### Problem statement
Without the pictures, set down the records below word for word.

[Collection entries]
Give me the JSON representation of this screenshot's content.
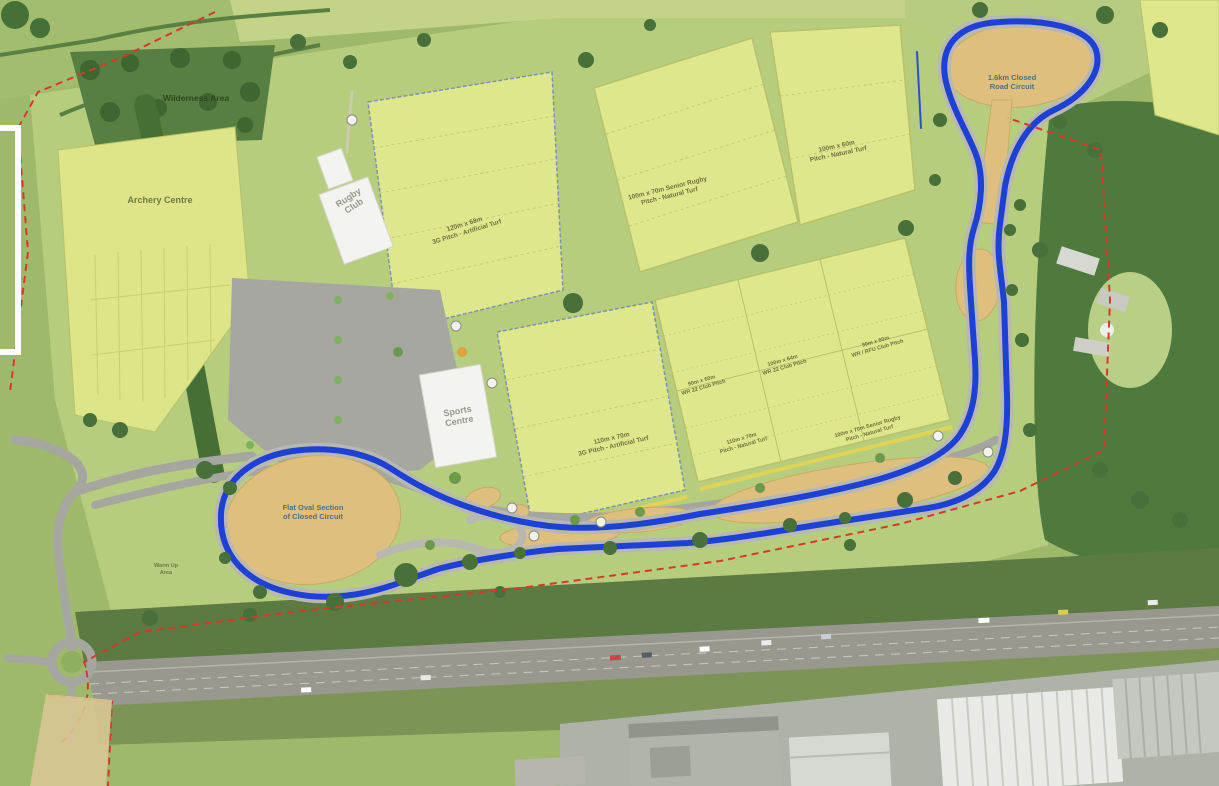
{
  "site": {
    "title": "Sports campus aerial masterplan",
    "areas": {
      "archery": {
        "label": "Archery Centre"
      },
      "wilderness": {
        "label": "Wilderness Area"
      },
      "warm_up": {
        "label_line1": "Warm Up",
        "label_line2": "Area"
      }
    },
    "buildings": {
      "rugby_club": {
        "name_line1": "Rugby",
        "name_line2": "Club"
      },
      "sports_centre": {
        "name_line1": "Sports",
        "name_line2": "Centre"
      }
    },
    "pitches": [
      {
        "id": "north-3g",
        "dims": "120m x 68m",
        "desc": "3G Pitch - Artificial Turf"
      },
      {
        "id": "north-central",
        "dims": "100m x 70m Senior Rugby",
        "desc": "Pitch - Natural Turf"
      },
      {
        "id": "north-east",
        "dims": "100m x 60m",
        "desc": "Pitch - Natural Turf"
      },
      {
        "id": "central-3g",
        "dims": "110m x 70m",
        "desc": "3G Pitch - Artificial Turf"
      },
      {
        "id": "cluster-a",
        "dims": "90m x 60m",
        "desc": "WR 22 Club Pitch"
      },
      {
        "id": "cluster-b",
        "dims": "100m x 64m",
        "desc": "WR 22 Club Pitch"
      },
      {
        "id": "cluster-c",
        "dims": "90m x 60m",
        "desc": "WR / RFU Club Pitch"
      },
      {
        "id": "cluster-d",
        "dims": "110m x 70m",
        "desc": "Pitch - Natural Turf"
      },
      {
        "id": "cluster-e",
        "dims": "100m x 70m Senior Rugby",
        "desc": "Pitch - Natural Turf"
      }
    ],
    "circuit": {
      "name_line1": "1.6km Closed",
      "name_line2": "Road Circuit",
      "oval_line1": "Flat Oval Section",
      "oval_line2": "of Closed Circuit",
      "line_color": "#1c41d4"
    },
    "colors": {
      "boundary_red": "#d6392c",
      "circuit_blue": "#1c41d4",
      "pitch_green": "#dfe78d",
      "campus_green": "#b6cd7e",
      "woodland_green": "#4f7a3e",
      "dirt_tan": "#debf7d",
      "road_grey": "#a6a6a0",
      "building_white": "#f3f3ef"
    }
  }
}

### Exercise answer
Give me the JSON representation of this screenshot's content.
{
  "site": {
    "title": "Sports campus aerial masterplan",
    "areas": {
      "archery": {
        "label": "Archery Centre"
      },
      "wilderness": {
        "label": "Wilderness Area"
      },
      "warm_up": {
        "label_line1": "Warm Up",
        "label_line2": "Area"
      }
    },
    "buildings": {
      "rugby_club": {
        "name_line1": "Rugby",
        "name_line2": "Club"
      },
      "sports_centre": {
        "name_line1": "Sports",
        "name_line2": "Centre"
      }
    },
    "pitches": [
      {
        "id": "north-3g",
        "dims": "120m x 68m",
        "desc": "3G Pitch - Artificial Turf"
      },
      {
        "id": "north-central",
        "dims": "100m x 70m Senior Rugby",
        "desc": "Pitch - Natural Turf"
      },
      {
        "id": "north-east",
        "dims": "100m x 60m",
        "desc": "Pitch - Natural Turf"
      },
      {
        "id": "central-3g",
        "dims": "110m x 70m",
        "desc": "3G Pitch - Artificial Turf"
      },
      {
        "id": "cluster-a",
        "dims": "90m x 60m",
        "desc": "WR 22 Club Pitch"
      },
      {
        "id": "cluster-b",
        "dims": "100m x 64m",
        "desc": "WR 22 Club Pitch"
      },
      {
        "id": "cluster-c",
        "dims": "90m x 60m",
        "desc": "WR / RFU Club Pitch"
      },
      {
        "id": "cluster-d",
        "dims": "110m x 70m",
        "desc": "Pitch - Natural Turf"
      },
      {
        "id": "cluster-e",
        "dims": "100m x 70m Senior Rugby",
        "desc": "Pitch - Natural Turf"
      }
    ],
    "circuit": {
      "name_line1": "1.6km Closed",
      "name_line2": "Road Circuit",
      "oval_line1": "Flat Oval Section",
      "oval_line2": "of Closed Circuit",
      "line_color": "#1c41d4"
    },
    "colors": {
      "boundary_red": "#d6392c",
      "circuit_blue": "#1c41d4",
      "pitch_green": "#dfe78d",
      "campus_green": "#b6cd7e",
      "woodland_green": "#4f7a3e",
      "dirt_tan": "#debf7d",
      "road_grey": "#a6a6a0",
      "building_white": "#f3f3ef"
    }
  }
}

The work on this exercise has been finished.